Go through the listing and set it down exactly, leaving out its pictures.

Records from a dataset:
+ + +
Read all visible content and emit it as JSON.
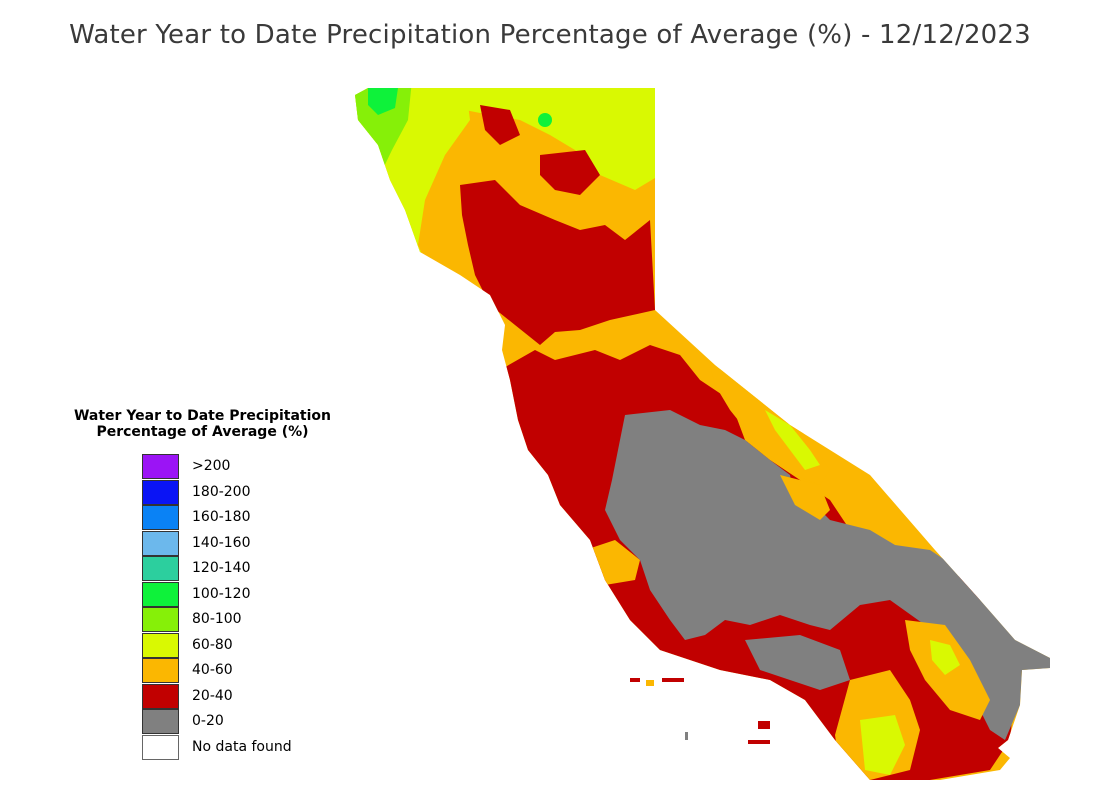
{
  "title": "Water Year to Date Precipitation Percentage of Average (%) - 12/12/2023",
  "legend": {
    "title_line1": "Water Year to Date Precipitation",
    "title_line2": "Percentage of Average (%)",
    "items": [
      {
        "label": ">200",
        "color": "#9b14f5"
      },
      {
        "label": "180-200",
        "color": "#0a14f5"
      },
      {
        "label": "160-180",
        "color": "#0a82f5"
      },
      {
        "label": "140-160",
        "color": "#6cb8ec"
      },
      {
        "label": "120-140",
        "color": "#2ccf9e"
      },
      {
        "label": "100-120",
        "color": "#0ef23a"
      },
      {
        "label": "80-100",
        "color": "#86f008"
      },
      {
        "label": "60-80",
        "color": "#d9f902"
      },
      {
        "label": "40-60",
        "color": "#fbb701"
      },
      {
        "label": "20-40",
        "color": "#c10000"
      },
      {
        "label": "0-20",
        "color": "#808080"
      },
      {
        "label": "No data found",
        "color": "#ffffff"
      }
    ]
  }
}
+ + +
__Answer to this task__:
Read all visible content and emit it as JSON.
{
  "title": "Water Year to Date Precipitation Percentage of Average (%) - 12/12/2023",
  "legend": {
    "title_line1": "Water Year to Date Precipitation",
    "title_line2": "Percentage of Average (%)",
    "items": [
      {
        "label": ">200",
        "color": "#9b14f5"
      },
      {
        "label": "180-200",
        "color": "#0a14f5"
      },
      {
        "label": "160-180",
        "color": "#0a82f5"
      },
      {
        "label": "140-160",
        "color": "#6cb8ec"
      },
      {
        "label": "120-140",
        "color": "#2ccf9e"
      },
      {
        "label": "100-120",
        "color": "#0ef23a"
      },
      {
        "label": "80-100",
        "color": "#86f008"
      },
      {
        "label": "60-80",
        "color": "#d9f902"
      },
      {
        "label": "40-60",
        "color": "#fbb701"
      },
      {
        "label": "20-40",
        "color": "#c10000"
      },
      {
        "label": "0-20",
        "color": "#808080"
      },
      {
        "label": "No data found",
        "color": "#ffffff"
      }
    ]
  }
}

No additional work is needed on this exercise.